Dataset items
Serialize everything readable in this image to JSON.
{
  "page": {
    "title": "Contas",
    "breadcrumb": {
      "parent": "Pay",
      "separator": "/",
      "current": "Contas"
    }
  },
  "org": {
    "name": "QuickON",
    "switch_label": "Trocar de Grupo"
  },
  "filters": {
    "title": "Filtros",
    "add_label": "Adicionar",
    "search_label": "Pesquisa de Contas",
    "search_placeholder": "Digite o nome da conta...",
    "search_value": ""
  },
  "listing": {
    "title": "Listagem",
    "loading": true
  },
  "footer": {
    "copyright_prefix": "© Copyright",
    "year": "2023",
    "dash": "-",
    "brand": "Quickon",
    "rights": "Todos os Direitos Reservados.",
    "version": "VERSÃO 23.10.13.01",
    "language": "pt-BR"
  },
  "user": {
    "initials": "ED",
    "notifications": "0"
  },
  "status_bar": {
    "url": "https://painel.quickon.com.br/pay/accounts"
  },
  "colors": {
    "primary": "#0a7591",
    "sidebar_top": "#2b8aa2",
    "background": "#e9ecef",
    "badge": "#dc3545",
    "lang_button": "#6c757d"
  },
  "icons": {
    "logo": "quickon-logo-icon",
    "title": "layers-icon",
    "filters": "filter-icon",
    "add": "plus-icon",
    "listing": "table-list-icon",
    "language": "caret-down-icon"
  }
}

Task details -
Find all the lines containing "Contas" in the material, then copy them.

Output for this exercise -
    "title": "Contas",
      "current": "Contas"
    "search_label": "Pesquisa de Contas",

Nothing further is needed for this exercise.